The records.
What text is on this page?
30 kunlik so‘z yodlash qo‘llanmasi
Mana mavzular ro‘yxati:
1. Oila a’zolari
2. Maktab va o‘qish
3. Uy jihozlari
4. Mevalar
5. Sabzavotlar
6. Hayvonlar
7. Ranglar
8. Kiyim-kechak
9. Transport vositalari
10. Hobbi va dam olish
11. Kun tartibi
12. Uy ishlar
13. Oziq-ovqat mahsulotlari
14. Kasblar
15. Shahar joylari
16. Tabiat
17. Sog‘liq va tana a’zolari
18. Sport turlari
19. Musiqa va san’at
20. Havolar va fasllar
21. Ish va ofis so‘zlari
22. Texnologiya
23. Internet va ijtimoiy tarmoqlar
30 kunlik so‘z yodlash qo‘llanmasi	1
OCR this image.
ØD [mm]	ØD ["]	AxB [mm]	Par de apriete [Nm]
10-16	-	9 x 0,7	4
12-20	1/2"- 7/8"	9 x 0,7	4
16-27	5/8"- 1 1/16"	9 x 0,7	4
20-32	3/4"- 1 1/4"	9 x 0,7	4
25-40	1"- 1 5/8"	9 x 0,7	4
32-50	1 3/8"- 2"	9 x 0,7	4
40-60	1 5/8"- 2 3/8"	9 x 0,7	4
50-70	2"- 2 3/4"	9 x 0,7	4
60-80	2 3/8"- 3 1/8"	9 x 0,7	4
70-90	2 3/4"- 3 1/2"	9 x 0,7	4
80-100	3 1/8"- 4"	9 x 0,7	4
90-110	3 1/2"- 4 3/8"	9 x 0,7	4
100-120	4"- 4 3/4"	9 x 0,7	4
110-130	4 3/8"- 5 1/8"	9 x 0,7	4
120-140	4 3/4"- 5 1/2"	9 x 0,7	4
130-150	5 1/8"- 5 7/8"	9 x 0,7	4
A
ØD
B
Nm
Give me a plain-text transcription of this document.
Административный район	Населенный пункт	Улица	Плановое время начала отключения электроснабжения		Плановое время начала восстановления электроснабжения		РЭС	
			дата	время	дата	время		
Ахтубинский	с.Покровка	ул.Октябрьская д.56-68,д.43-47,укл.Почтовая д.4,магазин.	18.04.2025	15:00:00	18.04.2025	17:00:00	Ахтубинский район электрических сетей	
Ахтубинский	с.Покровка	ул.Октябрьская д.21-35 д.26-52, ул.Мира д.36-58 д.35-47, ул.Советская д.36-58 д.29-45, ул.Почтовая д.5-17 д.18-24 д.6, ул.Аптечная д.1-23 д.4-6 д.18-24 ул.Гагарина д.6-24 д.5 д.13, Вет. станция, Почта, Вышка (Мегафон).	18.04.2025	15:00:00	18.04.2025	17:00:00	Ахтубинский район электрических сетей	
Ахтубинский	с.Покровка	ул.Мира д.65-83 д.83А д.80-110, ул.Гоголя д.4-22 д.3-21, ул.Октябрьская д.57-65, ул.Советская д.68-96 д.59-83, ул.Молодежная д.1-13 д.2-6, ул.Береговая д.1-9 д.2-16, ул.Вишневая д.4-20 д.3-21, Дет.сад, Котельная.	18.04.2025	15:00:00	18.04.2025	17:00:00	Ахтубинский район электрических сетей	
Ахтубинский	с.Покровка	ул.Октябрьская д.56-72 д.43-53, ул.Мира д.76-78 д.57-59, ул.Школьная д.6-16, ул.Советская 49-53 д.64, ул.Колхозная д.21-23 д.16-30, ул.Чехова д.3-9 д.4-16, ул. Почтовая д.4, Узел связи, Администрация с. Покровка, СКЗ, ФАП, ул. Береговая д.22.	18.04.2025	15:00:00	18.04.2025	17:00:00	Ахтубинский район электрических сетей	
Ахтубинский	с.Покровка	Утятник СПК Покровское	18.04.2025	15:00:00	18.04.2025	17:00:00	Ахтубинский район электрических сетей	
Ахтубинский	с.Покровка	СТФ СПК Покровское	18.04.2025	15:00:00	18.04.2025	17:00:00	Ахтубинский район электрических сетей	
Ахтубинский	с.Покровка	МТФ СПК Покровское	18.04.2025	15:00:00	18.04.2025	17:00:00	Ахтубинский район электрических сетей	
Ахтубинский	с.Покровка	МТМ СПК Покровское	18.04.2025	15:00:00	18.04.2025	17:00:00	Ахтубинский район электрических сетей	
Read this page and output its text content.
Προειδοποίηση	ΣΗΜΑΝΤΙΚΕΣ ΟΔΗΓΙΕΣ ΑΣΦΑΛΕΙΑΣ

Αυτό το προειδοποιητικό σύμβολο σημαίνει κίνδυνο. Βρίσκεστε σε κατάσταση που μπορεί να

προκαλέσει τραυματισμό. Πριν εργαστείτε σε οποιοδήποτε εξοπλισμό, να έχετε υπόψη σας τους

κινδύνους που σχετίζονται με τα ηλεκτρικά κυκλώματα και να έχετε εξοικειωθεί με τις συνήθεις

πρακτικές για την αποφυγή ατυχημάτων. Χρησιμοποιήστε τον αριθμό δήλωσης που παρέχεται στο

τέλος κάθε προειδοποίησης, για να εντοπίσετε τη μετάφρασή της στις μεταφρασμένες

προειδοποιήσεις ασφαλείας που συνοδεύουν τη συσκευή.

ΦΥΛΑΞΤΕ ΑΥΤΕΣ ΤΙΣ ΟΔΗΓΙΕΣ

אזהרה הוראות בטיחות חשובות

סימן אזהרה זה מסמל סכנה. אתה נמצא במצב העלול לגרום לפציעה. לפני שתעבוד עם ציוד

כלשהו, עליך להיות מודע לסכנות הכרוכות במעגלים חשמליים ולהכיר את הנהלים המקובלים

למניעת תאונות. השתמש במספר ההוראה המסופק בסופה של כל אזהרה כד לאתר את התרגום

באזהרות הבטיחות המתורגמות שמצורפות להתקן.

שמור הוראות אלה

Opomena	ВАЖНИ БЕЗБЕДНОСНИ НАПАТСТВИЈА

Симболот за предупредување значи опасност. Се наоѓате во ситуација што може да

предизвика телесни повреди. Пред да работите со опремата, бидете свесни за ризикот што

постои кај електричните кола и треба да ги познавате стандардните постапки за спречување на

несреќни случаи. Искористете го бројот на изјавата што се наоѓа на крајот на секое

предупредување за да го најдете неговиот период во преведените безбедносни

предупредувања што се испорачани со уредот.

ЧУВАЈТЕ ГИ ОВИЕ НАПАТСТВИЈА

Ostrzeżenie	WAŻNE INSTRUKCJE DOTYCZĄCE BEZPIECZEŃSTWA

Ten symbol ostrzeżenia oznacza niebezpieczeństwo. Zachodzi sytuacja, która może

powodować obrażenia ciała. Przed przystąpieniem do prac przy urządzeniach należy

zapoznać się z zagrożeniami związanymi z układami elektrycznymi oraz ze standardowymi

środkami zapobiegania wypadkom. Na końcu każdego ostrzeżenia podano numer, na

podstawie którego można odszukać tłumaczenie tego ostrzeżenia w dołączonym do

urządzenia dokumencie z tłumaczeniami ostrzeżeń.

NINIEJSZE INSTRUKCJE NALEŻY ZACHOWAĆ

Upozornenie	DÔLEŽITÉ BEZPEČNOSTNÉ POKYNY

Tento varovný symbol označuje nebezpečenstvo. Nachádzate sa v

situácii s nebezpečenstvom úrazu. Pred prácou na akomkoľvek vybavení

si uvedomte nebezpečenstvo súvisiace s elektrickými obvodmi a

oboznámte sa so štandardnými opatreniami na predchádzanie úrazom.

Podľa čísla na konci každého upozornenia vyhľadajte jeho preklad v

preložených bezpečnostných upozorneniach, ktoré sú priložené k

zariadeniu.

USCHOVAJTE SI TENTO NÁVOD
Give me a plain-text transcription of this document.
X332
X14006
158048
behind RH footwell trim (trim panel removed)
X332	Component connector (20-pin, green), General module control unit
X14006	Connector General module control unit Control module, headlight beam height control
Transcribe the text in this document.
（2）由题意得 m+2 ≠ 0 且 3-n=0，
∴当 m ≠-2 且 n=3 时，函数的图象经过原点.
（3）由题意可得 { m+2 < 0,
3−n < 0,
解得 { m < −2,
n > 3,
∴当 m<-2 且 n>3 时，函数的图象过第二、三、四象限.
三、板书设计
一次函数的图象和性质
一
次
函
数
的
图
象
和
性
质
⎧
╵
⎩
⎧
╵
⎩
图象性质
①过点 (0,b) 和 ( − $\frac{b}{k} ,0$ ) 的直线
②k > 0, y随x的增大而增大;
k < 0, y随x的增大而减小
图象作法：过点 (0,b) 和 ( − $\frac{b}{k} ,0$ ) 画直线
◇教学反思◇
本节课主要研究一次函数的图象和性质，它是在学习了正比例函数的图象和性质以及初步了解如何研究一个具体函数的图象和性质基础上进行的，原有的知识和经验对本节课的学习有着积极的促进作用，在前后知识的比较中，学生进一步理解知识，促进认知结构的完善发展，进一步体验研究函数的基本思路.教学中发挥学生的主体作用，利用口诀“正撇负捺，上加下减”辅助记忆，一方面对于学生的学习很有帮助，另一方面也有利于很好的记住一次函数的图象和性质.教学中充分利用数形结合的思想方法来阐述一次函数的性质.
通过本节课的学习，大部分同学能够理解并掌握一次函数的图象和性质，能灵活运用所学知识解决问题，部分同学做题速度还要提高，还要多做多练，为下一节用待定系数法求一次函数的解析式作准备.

Task directions. Find the lines with the string "symbol" and reproduce them.

Solution for this exercise.
Ten symbol ostrzeżenia oznacza niebezpieczeństwo. Zachodzi sytuacja, która może
Tento varovný symbol označuje nebezpečenstvo. Nachádzate sa v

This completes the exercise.